Work required
Restate all of the data exactly.

[Source data]

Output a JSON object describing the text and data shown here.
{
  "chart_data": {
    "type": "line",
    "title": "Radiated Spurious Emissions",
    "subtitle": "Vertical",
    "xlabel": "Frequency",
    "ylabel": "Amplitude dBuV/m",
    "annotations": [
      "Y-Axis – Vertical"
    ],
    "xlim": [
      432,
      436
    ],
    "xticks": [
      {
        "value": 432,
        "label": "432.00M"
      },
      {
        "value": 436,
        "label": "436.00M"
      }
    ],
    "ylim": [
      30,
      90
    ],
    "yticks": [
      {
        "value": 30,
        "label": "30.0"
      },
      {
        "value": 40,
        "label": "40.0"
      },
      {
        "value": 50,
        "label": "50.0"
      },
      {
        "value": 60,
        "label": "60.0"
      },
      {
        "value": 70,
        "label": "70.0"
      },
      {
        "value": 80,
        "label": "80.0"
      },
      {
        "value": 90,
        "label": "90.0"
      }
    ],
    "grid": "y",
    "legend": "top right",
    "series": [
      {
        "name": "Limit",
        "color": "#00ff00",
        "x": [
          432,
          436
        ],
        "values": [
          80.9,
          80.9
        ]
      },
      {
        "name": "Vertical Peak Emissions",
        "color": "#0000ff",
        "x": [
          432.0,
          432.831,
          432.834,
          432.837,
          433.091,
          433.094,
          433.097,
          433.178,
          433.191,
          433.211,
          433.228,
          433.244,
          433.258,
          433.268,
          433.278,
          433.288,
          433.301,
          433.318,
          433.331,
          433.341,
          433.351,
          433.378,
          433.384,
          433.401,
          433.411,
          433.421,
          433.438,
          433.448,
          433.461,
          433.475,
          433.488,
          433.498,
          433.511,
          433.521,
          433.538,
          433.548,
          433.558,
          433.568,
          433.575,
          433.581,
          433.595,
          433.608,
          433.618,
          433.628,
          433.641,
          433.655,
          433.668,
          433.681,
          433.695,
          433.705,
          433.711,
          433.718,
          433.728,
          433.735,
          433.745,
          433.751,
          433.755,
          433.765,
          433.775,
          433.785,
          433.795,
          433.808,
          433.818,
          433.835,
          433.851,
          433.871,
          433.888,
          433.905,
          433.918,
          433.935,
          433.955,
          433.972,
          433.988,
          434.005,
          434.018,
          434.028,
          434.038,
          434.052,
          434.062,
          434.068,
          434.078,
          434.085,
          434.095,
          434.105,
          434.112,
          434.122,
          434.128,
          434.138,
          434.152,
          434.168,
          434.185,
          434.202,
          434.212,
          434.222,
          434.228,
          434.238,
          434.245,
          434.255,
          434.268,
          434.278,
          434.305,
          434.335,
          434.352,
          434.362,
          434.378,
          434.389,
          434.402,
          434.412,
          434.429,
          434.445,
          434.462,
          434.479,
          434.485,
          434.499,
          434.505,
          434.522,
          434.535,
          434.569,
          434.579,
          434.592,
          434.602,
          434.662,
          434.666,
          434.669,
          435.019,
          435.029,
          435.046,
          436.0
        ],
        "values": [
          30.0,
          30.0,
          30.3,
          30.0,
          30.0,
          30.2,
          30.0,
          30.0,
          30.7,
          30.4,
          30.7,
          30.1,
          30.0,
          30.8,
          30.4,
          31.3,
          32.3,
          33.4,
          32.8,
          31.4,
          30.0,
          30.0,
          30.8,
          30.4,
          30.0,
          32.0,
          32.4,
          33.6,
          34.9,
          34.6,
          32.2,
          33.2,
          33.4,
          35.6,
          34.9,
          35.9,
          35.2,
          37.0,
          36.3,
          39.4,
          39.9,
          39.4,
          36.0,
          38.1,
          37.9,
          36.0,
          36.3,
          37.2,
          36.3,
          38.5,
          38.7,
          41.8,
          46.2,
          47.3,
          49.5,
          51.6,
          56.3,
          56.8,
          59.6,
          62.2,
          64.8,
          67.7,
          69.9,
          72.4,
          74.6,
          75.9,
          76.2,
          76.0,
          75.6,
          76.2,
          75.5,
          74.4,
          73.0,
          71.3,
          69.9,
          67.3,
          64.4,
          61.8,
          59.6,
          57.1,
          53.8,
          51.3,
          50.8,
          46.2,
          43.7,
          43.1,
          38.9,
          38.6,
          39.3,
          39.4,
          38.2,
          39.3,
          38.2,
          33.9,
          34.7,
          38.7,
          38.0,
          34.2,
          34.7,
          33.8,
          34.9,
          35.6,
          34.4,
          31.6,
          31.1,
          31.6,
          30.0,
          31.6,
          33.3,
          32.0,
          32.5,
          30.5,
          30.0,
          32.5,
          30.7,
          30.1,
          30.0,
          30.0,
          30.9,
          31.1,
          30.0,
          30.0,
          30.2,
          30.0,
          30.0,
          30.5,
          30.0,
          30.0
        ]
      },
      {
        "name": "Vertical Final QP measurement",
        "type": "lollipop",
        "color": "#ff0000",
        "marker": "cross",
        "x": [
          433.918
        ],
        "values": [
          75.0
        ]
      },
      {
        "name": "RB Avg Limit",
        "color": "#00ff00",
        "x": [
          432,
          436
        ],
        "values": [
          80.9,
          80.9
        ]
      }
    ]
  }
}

Task solution
Output a JSON object describing the text and data shown here.
{
  "chart_data": {
    "type": "line",
    "title": "Radiated Spurious Emissions",
    "subtitle": "Vertical",
    "xlabel": "Frequency",
    "ylabel": "Amplitude dBuV/m",
    "annotations": [
      "Y-Axis – Vertical"
    ],
    "xlim": [
      432,
      436
    ],
    "xticks": [
      {
        "value": 432,
        "label": "432.00M"
      },
      {
        "value": 436,
        "label": "436.00M"
      }
    ],
    "ylim": [
      30,
      90
    ],
    "yticks": [
      {
        "value": 30,
        "label": "30.0"
      },
      {
        "value": 40,
        "label": "40.0"
      },
      {
        "value": 50,
        "label": "50.0"
      },
      {
        "value": 60,
        "label": "60.0"
      },
      {
        "value": 70,
        "label": "70.0"
      },
      {
        "value": 80,
        "label": "80.0"
      },
      {
        "value": 90,
        "label": "90.0"
      }
    ],
    "grid": "y",
    "legend": "top right",
    "series": [
      {
        "name": "Limit",
        "color": "#00ff00",
        "x": [
          432,
          436
        ],
        "values": [
          80.9,
          80.9
        ]
      },
      {
        "name": "Vertical Peak Emissions",
        "color": "#0000ff",
        "x": [
          432.0,
          432.831,
          432.834,
          432.837,
          433.091,
          433.094,
          433.097,
          433.178,
          433.191,
          433.211,
          433.228,
          433.244,
          433.258,
          433.268,
          433.278,
          433.288,
          433.301,
          433.318,
          433.331,
          433.341,
          433.351,
          433.378,
          433.384,
          433.401,
          433.411,
          433.421,
          433.438,
          433.448,
          433.461,
          433.475,
          433.488,
          433.498,
          433.511,
          433.521,
          433.538,
          433.548,
          433.558,
          433.568,
          433.575,
          433.581,
          433.595,
          433.608,
          433.618,
          433.628,
          433.641,
          433.655,
          433.668,
          433.681,
          433.695,
          433.705,
          433.711,
          433.718,
          433.728,
          433.735,
          433.745,
          433.751,
          433.755,
          433.765,
          433.775,
          433.785,
          433.795,
          433.808,
          433.818,
          433.835,
          433.851,
          433.871,
          433.888,
          433.905,
          433.918,
          433.935,
          433.955,
          433.972,
          433.988,
          434.005,
          434.018,
          434.028,
          434.038,
          434.052,
          434.062,
          434.068,
          434.078,
          434.085,
          434.095,
          434.105,
          434.112,
          434.122,
          434.128,
          434.138,
          434.152,
          434.168,
          434.185,
          434.202,
          434.212,
          434.222,
          434.228,
          434.238,
          434.245,
          434.255,
          434.268,
          434.278,
          434.305,
          434.335,
          434.352,
          434.362,
          434.378,
          434.389,
          434.402,
          434.412,
          434.429,
          434.445,
          434.462,
          434.479,
          434.485,
          434.499,
          434.505,
          434.522,
          434.535,
          434.569,
          434.579,
          434.592,
          434.602,
          434.662,
          434.666,
          434.669,
          435.019,
          435.029,
          435.046,
          436.0
        ],
        "values": [
          30.0,
          30.0,
          30.3,
          30.0,
          30.0,
          30.2,
          30.0,
          30.0,
          30.7,
          30.4,
          30.7,
          30.1,
          30.0,
          30.8,
          30.4,
          31.3,
          32.3,
          33.4,
          32.8,
          31.4,
          30.0,
          30.0,
          30.8,
          30.4,
          30.0,
          32.0,
          32.4,
          33.6,
          34.9,
          34.6,
          32.2,
          33.2,
          33.4,
          35.6,
          34.9,
          35.9,
          35.2,
          37.0,
          36.3,
          39.4,
          39.9,
          39.4,
          36.0,
          38.1,
          37.9,
          36.0,
          36.3,
          37.2,
          36.3,
          38.5,
          38.7,
          41.8,
          46.2,
          47.3,
          49.5,
          51.6,
          56.3,
          56.8,
          59.6,
          62.2,
          64.8,
          67.7,
          69.9,
          72.4,
          74.6,
          75.9,
          76.2,
          76.0,
          75.6,
          76.2,
          75.5,
          74.4,
          73.0,
          71.3,
          69.9,
          67.3,
          64.4,
          61.8,
          59.6,
          57.1,
          53.8,
          51.3,
          50.8,
          46.2,
          43.7,
          43.1,
          38.9,
          38.6,
          39.3,
          39.4,
          38.2,
          39.3,
          38.2,
          33.9,
          34.7,
          38.7,
          38.0,
          34.2,
          34.7,
          33.8,
          34.9,
          35.6,
          34.4,
          31.6,
          31.1,
          31.6,
          30.0,
          31.6,
          33.3,
          32.0,
          32.5,
          30.5,
          30.0,
          32.5,
          30.7,
          30.1,
          30.0,
          30.0,
          30.9,
          31.1,
          30.0,
          30.0,
          30.2,
          30.0,
          30.0,
          30.5,
          30.0,
          30.0
        ]
      },
      {
        "name": "Vertical Final QP measurement",
        "type": "lollipop",
        "color": "#ff0000",
        "marker": "cross",
        "x": [
          433.918
        ],
        "values": [
          75.0
        ]
      },
      {
        "name": "RB Avg Limit",
        "color": "#00ff00",
        "x": [
          432,
          436
        ],
        "values": [
          80.9,
          80.9
        ]
      }
    ]
  }
}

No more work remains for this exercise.